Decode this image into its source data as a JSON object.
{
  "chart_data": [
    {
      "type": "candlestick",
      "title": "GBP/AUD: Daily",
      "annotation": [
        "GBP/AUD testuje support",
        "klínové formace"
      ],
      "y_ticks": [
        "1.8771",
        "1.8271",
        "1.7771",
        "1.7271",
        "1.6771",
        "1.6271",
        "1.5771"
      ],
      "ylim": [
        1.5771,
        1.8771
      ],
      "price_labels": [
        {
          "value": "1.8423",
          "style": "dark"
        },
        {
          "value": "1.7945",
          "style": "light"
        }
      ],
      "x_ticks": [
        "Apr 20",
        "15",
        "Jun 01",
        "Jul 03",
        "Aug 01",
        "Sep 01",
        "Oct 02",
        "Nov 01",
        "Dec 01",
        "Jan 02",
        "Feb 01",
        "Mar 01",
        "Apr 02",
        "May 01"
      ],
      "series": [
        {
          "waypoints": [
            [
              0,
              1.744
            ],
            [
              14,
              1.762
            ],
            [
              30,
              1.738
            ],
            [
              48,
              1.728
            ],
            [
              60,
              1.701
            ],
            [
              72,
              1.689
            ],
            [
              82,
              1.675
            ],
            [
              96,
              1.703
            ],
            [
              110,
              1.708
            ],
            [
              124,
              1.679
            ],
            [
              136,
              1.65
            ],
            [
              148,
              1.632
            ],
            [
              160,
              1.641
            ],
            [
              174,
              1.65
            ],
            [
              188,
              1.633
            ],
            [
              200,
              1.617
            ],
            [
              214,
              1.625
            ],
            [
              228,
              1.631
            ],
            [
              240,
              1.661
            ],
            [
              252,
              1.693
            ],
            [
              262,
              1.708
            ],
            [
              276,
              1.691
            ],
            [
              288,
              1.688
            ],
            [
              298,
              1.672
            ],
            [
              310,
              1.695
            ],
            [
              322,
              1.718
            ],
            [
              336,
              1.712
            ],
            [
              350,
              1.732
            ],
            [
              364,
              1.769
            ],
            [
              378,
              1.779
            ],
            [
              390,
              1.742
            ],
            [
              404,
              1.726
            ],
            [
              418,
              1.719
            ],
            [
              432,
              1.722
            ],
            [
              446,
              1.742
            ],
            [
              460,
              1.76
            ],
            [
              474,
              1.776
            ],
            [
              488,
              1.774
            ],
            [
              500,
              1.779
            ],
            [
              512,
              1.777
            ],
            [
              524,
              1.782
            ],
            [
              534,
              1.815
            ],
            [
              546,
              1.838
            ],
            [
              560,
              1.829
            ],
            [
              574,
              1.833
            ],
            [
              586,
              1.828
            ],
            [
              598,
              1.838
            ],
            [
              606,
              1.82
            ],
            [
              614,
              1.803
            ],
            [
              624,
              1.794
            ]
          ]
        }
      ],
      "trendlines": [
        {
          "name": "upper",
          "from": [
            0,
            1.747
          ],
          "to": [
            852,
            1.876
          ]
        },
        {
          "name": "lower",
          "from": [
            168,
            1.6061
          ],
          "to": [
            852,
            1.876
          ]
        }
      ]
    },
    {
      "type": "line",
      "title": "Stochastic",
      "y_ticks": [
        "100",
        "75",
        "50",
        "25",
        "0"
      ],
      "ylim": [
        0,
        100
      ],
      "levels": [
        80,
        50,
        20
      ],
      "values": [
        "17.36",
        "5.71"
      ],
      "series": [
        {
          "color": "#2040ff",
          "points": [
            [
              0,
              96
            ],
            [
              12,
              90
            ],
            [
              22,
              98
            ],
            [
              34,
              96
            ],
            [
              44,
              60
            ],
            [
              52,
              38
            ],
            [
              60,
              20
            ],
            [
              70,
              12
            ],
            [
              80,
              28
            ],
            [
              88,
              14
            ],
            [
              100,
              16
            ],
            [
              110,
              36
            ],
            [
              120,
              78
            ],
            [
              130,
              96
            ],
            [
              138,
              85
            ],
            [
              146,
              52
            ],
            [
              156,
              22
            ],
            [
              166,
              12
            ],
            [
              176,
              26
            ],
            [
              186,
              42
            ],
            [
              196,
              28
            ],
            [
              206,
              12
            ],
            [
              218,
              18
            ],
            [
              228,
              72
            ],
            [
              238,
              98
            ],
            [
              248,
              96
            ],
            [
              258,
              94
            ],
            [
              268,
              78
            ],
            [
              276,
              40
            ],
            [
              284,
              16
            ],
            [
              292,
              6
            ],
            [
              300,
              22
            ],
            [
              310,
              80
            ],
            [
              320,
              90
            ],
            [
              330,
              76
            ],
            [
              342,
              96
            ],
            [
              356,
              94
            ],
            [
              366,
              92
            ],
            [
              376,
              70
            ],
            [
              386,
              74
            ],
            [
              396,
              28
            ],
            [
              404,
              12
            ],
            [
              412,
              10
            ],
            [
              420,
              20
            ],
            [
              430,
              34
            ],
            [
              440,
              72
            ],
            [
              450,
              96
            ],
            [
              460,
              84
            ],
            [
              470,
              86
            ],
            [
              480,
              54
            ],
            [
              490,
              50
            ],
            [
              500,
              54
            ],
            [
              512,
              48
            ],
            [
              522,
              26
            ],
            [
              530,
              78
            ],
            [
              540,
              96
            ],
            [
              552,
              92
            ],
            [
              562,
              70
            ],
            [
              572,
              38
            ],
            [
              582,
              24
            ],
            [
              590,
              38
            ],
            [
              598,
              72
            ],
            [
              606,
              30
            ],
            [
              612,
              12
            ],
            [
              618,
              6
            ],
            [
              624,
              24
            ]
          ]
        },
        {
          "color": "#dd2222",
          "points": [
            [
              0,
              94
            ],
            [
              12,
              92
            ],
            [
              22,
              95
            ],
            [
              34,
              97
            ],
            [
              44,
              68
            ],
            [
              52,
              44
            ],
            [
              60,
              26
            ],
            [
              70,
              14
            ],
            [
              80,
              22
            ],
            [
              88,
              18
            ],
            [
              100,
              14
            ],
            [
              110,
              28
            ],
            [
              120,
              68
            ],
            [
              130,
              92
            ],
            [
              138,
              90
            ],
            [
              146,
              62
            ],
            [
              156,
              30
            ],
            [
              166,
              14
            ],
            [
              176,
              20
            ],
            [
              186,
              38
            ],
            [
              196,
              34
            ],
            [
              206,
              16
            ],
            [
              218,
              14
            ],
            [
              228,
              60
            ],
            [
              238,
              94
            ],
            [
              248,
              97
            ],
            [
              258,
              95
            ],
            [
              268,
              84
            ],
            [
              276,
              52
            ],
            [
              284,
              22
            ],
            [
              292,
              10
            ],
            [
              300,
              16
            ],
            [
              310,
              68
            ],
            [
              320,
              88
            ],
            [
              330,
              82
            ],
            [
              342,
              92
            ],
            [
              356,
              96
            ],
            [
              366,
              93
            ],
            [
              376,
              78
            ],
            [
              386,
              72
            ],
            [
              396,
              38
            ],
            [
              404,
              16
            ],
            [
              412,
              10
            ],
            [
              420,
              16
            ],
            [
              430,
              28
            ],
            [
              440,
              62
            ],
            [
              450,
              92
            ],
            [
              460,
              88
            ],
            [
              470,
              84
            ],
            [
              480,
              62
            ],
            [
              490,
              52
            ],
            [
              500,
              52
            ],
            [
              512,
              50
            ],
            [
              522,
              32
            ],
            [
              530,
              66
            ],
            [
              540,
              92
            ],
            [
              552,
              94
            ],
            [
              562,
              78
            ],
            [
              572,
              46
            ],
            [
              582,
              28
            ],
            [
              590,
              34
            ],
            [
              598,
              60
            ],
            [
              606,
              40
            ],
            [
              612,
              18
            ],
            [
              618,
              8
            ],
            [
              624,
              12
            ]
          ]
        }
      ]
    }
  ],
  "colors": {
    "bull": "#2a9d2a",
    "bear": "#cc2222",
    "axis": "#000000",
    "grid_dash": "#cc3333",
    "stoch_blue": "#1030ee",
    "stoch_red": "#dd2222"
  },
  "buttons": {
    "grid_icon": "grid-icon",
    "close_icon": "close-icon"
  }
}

□ □ □ □ □ □ □

Identify and copy the lines holding the word "icon".

    "grid_icon": "grid-icon",
    "close_icon": "close-icon"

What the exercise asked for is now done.